__Work to do__
Pull out every line below that holds the word "Stein".

__Dataset records__
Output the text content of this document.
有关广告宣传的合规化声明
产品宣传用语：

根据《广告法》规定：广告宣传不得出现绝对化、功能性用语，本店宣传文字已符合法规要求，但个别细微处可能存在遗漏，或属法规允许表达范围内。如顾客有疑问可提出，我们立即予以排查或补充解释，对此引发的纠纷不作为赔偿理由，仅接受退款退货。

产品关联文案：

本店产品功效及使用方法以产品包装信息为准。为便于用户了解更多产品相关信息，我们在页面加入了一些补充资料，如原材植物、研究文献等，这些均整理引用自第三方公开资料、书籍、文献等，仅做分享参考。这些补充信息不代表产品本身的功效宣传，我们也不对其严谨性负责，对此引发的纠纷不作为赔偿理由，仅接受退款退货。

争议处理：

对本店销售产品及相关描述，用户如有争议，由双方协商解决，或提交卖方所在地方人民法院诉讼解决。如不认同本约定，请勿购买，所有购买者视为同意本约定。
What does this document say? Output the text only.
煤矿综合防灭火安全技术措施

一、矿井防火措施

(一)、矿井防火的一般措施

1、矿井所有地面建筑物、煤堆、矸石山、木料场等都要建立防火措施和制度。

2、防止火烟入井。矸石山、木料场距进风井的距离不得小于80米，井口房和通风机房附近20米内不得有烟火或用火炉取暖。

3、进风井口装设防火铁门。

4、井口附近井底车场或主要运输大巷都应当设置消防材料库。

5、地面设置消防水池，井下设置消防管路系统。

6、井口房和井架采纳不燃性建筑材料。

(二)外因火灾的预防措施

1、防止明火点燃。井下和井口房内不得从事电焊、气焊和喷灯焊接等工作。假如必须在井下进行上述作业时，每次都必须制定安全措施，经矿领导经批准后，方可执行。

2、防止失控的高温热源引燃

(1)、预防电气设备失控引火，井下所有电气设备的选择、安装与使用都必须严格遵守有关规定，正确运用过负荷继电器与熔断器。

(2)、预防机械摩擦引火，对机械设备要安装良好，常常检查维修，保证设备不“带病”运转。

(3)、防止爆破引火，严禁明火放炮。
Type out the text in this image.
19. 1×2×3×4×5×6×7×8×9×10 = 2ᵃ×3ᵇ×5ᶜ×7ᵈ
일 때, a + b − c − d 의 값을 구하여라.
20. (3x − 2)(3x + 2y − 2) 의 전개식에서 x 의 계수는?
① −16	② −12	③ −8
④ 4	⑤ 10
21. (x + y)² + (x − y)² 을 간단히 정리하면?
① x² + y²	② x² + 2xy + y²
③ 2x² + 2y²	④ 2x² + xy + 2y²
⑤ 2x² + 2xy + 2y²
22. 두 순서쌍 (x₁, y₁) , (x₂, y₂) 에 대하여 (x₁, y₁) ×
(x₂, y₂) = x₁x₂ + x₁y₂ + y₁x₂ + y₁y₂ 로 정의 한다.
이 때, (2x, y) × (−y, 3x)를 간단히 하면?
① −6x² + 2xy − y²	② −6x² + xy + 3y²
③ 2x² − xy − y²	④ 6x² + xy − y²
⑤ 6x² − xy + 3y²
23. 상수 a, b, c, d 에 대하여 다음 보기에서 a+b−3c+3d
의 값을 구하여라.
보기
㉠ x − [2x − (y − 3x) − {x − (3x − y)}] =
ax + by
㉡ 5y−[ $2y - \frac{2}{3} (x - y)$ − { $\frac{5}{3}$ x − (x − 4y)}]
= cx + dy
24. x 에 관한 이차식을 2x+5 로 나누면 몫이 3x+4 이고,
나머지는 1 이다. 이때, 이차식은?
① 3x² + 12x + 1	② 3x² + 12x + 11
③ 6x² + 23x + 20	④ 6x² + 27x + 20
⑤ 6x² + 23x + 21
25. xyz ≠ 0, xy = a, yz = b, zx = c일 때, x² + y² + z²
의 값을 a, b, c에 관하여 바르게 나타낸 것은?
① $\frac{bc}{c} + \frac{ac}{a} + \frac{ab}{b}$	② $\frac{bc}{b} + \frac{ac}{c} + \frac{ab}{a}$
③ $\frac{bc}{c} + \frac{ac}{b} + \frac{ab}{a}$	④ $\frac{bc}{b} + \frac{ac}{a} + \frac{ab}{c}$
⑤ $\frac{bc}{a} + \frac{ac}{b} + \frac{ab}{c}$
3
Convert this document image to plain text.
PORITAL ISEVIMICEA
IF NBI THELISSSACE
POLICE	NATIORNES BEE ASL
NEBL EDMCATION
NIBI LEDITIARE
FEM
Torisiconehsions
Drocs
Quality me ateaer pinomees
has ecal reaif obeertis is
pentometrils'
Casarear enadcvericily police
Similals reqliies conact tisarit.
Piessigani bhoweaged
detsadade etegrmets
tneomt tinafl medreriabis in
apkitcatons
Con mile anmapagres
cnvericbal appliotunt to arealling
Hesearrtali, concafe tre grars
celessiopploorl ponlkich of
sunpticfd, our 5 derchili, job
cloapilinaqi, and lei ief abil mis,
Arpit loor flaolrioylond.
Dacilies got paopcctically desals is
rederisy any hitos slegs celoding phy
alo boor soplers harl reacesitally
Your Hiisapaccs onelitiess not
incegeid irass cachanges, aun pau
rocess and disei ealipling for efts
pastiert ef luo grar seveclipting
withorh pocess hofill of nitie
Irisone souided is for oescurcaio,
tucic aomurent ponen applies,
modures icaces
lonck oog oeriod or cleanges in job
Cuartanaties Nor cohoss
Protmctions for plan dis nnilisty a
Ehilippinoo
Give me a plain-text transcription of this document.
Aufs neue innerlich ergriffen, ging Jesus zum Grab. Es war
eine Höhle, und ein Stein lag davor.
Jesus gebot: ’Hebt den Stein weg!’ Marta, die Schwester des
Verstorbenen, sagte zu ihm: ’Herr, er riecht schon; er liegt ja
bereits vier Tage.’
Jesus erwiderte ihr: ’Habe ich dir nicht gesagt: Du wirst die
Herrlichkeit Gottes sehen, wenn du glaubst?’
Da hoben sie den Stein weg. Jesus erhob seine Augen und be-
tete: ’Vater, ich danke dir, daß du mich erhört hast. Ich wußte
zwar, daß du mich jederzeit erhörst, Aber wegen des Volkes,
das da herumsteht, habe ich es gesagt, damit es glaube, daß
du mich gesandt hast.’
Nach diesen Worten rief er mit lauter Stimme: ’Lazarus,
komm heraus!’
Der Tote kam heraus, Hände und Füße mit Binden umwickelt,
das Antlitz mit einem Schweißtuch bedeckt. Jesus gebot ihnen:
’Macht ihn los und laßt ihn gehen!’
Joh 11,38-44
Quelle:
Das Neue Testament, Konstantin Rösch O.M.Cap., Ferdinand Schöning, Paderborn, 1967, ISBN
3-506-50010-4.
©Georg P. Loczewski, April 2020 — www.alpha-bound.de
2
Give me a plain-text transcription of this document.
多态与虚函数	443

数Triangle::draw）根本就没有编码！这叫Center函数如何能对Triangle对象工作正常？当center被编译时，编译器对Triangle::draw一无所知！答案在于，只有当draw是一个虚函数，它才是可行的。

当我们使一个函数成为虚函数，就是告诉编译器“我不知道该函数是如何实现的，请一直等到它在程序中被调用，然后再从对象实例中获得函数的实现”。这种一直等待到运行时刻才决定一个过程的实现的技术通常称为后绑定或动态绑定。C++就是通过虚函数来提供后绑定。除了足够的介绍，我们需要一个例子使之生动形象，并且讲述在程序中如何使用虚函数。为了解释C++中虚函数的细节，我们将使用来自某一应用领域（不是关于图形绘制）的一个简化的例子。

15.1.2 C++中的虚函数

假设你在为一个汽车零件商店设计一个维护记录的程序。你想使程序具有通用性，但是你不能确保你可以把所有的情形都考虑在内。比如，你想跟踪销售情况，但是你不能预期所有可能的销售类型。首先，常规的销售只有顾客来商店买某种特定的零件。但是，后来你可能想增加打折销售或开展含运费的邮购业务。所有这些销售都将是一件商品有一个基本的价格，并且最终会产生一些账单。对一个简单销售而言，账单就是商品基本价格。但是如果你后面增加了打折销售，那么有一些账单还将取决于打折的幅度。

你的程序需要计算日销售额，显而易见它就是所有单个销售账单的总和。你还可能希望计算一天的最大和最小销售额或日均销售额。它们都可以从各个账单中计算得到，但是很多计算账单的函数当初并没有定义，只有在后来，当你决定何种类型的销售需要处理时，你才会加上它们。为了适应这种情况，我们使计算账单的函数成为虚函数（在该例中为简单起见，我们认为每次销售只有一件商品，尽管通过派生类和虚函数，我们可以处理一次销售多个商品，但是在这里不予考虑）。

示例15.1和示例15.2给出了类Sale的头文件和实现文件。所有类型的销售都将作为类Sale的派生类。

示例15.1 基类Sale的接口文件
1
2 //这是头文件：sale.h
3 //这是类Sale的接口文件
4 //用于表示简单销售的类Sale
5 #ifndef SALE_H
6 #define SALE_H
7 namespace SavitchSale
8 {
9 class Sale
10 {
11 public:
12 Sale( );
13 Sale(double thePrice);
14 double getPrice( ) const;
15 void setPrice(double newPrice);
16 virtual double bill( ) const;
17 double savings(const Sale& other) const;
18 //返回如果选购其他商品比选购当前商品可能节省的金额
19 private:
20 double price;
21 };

__The completed task__
eine Höhle, und ein Stein lag davor.
Jesus gebot: ’Hebt den Stein weg!’ Marta, die Schwester des
Da hoben sie den Stein weg. Jesus erhob seine Augen und be-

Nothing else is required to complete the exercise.